Saved data entries

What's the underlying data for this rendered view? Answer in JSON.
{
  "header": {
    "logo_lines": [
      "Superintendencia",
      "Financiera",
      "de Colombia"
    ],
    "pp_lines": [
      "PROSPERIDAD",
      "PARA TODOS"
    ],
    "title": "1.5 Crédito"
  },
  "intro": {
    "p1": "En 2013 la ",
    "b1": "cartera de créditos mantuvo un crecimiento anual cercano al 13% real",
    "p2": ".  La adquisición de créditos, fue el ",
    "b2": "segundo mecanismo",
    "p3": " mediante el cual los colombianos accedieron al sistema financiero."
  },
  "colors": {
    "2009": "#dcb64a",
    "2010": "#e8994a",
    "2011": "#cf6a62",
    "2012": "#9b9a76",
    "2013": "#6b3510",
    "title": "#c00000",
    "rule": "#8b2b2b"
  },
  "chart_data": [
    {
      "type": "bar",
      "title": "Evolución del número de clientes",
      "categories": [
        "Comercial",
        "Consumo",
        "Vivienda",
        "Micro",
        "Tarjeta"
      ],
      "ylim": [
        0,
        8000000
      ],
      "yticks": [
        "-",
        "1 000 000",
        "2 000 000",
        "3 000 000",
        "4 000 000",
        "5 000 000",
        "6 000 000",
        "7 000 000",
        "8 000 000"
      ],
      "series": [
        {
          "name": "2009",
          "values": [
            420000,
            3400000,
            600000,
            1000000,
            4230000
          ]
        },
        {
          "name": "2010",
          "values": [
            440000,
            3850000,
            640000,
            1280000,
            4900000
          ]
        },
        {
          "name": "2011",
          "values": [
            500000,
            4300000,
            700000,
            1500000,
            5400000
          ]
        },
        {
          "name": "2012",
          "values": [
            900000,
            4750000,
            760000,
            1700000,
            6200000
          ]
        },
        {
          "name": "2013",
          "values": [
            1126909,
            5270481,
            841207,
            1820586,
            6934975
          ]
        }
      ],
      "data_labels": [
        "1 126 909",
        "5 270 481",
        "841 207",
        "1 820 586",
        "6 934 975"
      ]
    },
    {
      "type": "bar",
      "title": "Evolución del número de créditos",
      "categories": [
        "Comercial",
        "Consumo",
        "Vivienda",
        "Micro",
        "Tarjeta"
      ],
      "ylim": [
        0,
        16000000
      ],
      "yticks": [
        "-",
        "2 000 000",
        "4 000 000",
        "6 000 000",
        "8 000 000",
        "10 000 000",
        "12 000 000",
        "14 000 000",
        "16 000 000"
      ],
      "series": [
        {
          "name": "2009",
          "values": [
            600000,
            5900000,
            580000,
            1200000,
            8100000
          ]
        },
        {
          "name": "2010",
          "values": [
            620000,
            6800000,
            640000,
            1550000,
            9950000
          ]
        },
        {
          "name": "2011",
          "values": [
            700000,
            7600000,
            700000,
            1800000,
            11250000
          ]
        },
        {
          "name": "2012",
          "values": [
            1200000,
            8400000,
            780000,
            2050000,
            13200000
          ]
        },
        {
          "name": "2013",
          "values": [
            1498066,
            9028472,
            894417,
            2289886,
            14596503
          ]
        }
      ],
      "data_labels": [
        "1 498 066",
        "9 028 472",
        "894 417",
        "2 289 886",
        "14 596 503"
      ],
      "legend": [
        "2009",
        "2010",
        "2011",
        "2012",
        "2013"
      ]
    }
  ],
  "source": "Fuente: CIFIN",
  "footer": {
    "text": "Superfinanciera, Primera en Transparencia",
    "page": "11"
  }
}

==

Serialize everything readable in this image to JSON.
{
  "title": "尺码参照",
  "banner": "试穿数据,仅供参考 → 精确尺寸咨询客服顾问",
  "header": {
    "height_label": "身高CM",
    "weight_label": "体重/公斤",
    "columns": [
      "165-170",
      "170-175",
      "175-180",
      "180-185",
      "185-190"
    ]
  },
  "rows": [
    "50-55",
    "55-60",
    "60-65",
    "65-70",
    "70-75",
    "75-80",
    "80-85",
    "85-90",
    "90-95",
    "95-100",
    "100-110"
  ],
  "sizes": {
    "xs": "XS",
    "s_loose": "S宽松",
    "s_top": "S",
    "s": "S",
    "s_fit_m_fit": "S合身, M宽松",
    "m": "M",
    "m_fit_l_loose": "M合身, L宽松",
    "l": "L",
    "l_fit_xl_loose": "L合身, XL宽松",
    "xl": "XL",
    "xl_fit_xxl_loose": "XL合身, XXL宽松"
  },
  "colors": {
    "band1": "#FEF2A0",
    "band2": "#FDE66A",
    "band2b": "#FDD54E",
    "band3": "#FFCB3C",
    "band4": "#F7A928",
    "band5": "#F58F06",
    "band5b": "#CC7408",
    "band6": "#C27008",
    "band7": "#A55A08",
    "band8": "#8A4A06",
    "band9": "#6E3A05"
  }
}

==

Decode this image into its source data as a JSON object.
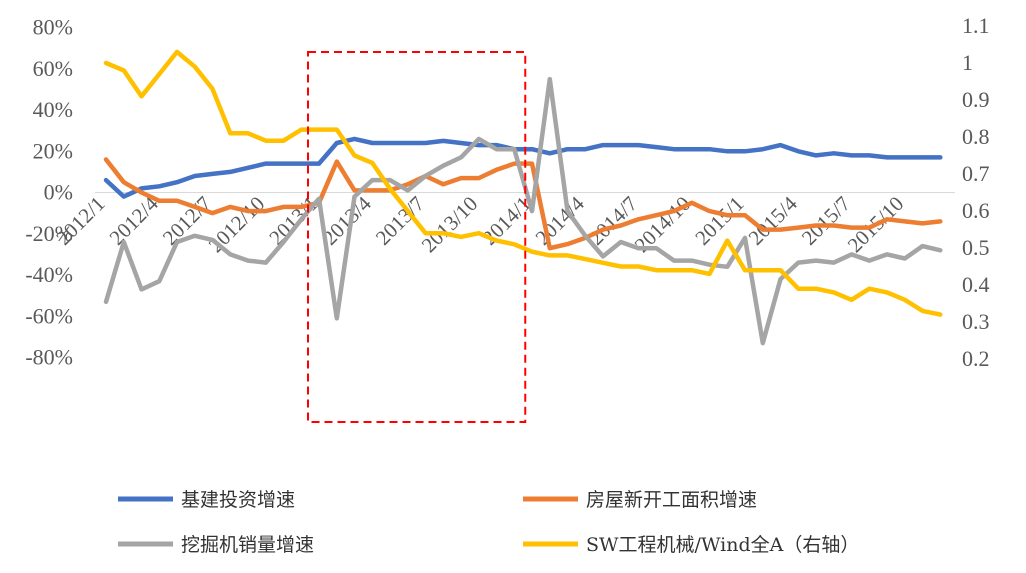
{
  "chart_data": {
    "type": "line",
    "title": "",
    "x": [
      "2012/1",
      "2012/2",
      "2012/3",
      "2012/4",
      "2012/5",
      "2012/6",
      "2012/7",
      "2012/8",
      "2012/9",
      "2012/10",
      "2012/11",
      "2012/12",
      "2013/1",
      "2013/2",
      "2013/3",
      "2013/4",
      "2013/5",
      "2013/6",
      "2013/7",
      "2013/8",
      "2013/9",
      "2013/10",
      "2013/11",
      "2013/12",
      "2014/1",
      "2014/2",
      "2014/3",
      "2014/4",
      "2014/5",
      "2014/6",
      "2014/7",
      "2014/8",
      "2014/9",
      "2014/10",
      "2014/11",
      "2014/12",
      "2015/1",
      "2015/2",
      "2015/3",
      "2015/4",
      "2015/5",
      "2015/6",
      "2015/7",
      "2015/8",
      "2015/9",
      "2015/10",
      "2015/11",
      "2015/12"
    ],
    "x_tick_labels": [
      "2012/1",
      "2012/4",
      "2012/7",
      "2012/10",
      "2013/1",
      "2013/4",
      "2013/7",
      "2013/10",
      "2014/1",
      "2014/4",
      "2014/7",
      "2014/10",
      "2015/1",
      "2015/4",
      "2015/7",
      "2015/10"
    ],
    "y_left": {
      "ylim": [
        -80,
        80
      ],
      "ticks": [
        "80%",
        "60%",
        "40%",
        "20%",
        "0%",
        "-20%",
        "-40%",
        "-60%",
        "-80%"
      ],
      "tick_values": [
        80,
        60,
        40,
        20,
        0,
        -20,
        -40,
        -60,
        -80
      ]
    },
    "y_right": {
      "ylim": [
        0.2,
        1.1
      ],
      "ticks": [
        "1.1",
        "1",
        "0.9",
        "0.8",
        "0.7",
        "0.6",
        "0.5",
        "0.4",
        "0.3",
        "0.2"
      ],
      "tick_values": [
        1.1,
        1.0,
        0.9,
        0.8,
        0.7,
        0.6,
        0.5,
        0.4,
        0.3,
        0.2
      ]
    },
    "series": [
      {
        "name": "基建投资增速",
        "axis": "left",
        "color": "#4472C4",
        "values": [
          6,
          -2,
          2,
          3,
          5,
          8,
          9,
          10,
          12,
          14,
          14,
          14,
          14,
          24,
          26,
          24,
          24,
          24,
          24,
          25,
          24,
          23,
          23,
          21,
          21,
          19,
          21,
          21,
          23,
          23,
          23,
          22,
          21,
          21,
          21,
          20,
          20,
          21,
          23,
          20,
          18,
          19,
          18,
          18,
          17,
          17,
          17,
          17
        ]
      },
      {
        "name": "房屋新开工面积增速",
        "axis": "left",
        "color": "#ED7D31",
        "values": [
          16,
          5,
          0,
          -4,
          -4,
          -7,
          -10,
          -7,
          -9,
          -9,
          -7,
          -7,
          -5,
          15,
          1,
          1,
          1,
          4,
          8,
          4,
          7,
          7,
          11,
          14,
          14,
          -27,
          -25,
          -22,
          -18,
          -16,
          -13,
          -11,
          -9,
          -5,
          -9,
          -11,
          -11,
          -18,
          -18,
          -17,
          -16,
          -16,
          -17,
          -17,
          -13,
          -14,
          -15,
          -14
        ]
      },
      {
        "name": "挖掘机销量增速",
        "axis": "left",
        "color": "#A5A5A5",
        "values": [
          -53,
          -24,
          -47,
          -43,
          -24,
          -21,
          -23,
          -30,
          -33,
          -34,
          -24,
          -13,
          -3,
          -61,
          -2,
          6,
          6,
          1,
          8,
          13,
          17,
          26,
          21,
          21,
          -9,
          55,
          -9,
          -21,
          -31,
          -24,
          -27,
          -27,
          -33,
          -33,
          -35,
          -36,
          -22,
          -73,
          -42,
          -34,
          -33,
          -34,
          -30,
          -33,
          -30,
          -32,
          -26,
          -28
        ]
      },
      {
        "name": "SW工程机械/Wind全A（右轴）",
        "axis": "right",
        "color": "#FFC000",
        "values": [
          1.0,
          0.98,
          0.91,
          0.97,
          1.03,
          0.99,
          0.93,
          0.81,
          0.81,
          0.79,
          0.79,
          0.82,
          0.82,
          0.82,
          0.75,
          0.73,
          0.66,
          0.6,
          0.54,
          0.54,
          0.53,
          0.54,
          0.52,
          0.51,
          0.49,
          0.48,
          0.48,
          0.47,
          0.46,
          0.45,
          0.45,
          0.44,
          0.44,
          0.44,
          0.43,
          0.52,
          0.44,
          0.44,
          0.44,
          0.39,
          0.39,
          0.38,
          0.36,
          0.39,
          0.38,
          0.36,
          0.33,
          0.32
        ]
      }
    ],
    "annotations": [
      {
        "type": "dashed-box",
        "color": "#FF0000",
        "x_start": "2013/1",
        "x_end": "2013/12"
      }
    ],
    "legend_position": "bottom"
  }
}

- [DIRECTIONS]: Locate all lines holding the word "Evolución", then copy them out.

- [RESULT FOR THIS TASK]:
      "title": "Evolución del número de clientes",
      "title": "Evolución del número de créditos",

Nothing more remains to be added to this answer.